▸ **Aim of the exercise**: Check each line of the listing below for the string "white", and give only how many lines hold it.

▸ **Records supplied**:
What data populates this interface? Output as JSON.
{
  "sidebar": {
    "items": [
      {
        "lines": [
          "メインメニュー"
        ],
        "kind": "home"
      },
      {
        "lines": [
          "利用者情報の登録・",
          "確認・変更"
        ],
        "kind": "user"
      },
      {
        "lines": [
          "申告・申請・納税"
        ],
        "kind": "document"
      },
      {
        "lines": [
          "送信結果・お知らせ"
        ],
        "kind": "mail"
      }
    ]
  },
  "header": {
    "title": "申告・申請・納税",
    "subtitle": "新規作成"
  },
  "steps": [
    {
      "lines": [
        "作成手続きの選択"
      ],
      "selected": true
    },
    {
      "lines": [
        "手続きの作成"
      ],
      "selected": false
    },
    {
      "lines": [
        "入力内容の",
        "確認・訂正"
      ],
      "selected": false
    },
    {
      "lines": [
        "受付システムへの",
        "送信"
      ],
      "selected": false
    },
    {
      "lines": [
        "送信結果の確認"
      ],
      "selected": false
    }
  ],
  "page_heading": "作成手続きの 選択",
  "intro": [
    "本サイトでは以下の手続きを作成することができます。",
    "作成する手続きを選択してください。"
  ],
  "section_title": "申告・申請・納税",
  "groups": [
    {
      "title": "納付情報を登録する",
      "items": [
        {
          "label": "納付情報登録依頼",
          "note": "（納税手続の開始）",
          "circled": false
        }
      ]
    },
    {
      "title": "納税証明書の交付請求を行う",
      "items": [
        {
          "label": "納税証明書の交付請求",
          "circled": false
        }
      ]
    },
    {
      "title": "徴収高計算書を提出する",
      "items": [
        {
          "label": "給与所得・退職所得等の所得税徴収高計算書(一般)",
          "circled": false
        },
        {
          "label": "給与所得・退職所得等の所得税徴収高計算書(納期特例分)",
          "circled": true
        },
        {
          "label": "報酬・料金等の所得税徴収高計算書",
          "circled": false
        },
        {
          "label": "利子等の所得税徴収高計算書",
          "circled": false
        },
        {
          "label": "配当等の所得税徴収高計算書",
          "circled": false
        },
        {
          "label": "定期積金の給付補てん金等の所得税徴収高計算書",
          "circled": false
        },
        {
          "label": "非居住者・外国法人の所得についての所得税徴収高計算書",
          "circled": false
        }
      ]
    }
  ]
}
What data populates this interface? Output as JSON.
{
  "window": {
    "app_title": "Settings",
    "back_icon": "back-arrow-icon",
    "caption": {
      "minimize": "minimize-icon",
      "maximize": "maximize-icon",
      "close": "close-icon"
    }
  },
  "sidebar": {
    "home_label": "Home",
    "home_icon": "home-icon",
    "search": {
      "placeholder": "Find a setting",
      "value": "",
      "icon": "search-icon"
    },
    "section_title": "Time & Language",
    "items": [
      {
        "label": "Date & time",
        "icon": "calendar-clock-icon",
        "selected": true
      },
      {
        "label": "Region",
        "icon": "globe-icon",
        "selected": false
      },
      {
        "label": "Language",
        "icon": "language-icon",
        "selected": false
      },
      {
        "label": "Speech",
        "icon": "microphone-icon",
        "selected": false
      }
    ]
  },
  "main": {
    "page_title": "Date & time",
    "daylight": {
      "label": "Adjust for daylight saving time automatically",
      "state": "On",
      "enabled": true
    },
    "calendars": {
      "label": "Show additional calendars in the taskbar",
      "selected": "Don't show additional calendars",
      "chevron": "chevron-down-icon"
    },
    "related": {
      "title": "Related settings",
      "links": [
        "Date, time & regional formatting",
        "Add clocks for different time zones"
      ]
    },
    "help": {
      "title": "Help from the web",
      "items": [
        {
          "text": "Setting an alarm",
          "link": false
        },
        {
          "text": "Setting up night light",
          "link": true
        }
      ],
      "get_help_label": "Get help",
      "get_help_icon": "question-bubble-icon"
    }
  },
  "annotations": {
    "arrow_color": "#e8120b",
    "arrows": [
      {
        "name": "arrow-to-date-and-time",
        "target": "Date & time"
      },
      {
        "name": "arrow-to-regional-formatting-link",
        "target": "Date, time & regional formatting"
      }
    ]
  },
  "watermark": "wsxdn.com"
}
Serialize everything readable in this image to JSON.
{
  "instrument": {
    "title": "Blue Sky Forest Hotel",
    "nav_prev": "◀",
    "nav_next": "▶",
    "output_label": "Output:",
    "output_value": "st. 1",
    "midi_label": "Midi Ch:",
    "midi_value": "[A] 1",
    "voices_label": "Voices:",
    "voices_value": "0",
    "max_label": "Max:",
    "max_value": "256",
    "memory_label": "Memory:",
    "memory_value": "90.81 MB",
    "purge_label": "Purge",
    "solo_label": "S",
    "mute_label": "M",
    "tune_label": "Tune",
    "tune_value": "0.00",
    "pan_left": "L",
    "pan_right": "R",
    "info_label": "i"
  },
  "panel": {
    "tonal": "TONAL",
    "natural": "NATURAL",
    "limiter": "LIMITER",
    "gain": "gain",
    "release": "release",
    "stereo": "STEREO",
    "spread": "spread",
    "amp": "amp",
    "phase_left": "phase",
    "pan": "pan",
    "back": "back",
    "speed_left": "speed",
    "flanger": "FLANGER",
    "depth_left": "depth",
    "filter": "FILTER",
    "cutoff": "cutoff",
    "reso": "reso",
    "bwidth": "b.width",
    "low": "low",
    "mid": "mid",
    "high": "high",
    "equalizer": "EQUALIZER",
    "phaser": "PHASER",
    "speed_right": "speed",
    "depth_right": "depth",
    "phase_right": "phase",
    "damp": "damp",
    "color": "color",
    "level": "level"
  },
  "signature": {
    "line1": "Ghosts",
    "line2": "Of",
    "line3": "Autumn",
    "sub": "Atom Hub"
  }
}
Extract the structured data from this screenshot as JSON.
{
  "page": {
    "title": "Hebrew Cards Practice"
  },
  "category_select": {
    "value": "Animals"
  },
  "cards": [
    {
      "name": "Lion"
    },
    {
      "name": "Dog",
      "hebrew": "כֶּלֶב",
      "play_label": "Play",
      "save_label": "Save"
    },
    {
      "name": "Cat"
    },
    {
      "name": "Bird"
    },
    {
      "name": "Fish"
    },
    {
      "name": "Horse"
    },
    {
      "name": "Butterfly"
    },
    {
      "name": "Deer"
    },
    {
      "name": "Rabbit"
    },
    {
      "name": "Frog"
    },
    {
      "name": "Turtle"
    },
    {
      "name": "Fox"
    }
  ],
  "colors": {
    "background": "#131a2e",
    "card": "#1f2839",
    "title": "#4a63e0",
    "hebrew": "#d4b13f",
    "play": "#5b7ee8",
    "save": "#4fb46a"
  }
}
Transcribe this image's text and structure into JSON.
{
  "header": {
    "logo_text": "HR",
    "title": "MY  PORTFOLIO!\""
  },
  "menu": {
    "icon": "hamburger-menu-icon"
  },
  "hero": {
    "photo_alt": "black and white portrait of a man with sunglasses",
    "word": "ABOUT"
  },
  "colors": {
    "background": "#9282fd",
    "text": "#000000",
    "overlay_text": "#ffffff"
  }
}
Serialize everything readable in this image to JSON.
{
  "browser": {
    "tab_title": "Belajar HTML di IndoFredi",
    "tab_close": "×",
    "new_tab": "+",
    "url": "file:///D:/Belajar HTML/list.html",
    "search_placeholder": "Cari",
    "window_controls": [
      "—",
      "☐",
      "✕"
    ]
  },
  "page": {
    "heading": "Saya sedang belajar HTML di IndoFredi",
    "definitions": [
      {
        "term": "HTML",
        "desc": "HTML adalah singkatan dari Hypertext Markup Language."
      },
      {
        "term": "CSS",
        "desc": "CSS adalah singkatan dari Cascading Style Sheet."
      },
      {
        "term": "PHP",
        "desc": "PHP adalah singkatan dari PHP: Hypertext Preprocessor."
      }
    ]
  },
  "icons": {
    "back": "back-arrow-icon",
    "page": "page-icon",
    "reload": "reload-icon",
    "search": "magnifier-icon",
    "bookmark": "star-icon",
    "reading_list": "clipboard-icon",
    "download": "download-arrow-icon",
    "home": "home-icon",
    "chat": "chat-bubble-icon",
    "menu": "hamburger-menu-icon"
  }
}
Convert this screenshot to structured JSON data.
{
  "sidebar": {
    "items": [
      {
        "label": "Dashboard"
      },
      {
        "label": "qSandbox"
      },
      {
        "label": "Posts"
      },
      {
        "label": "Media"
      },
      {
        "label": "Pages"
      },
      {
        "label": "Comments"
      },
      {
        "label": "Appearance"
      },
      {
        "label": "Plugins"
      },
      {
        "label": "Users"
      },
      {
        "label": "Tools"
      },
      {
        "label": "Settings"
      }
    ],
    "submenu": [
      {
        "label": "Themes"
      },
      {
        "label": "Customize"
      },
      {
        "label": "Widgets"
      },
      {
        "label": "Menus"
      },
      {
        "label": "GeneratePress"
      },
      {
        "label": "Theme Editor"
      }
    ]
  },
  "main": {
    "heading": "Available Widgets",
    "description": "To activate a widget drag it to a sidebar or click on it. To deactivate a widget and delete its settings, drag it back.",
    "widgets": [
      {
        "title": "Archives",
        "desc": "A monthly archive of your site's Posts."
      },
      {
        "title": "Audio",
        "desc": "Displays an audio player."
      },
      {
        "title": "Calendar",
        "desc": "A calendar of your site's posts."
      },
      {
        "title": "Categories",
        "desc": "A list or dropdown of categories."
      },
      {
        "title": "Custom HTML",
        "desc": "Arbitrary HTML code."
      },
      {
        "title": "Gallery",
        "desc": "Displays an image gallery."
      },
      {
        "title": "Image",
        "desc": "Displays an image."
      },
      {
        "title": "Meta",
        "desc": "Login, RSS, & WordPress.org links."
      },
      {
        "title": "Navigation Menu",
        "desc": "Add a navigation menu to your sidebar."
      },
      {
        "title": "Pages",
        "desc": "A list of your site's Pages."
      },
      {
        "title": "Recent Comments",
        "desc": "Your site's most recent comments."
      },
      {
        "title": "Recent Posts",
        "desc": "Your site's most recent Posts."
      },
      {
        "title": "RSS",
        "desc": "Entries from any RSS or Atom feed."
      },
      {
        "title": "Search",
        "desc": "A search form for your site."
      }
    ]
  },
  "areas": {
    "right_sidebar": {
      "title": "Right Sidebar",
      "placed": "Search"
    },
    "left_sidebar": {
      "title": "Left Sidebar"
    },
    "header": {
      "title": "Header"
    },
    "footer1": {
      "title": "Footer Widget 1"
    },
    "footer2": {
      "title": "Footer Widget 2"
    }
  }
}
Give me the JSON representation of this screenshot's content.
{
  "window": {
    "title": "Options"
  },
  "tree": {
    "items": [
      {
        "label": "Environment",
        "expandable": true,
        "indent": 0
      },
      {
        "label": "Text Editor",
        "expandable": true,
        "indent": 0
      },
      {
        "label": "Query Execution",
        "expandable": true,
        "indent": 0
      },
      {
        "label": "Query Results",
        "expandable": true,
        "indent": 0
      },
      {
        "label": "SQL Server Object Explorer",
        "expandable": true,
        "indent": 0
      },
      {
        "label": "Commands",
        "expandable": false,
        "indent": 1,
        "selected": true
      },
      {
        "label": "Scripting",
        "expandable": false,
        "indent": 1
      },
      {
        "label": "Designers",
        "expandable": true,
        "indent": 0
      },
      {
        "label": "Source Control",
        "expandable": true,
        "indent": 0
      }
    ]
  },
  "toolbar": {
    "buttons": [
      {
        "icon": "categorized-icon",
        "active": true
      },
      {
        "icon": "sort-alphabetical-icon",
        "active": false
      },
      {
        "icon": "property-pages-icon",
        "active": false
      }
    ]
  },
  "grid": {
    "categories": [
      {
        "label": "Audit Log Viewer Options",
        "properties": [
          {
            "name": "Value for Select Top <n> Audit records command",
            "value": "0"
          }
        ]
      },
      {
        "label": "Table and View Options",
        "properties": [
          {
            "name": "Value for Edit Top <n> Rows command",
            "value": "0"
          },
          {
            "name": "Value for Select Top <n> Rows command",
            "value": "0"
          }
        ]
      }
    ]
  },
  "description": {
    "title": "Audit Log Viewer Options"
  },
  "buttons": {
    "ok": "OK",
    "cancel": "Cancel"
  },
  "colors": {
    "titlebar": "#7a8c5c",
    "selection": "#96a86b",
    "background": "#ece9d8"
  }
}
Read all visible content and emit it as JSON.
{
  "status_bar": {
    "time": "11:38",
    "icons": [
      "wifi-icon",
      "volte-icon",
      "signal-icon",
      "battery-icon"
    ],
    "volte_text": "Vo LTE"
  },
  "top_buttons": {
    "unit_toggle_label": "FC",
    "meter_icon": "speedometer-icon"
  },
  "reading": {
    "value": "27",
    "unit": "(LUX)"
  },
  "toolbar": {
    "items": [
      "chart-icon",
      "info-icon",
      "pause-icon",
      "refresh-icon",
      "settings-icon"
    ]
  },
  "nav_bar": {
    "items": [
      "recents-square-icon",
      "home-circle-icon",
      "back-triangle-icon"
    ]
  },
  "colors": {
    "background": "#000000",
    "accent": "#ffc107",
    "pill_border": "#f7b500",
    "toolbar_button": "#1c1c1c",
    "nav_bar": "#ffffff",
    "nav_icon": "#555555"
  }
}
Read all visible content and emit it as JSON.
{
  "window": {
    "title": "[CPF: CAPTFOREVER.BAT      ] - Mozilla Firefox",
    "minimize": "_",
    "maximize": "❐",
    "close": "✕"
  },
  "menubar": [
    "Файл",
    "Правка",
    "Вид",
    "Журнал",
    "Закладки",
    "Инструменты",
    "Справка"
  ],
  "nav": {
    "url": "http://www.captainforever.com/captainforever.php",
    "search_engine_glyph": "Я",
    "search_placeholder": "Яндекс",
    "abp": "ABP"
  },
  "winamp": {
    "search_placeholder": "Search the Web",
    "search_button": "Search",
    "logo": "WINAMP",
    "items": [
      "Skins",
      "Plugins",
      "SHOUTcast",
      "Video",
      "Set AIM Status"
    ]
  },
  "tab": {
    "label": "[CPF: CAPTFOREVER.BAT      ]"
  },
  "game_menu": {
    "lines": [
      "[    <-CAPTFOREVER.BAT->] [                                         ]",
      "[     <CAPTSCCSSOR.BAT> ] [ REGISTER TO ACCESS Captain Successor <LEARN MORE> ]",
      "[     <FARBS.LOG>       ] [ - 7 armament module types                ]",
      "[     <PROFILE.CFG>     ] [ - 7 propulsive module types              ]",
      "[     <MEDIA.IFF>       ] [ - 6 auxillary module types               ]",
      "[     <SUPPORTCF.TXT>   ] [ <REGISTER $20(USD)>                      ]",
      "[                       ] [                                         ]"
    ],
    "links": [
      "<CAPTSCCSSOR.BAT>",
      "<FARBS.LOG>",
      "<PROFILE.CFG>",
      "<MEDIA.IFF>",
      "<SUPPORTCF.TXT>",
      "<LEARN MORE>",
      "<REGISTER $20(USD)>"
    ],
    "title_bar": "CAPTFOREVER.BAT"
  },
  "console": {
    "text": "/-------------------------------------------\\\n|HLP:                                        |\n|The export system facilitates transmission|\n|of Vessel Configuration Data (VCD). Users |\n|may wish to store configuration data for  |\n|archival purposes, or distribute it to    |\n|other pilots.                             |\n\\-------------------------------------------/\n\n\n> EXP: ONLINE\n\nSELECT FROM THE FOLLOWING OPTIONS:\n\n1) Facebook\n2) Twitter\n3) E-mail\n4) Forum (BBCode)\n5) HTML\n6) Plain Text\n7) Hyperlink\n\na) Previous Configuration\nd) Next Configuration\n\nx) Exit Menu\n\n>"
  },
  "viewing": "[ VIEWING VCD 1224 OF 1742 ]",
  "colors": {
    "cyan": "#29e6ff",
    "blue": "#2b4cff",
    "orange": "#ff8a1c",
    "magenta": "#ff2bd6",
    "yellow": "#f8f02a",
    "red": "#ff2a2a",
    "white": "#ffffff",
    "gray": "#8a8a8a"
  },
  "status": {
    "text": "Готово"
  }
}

▸ **Response**: 2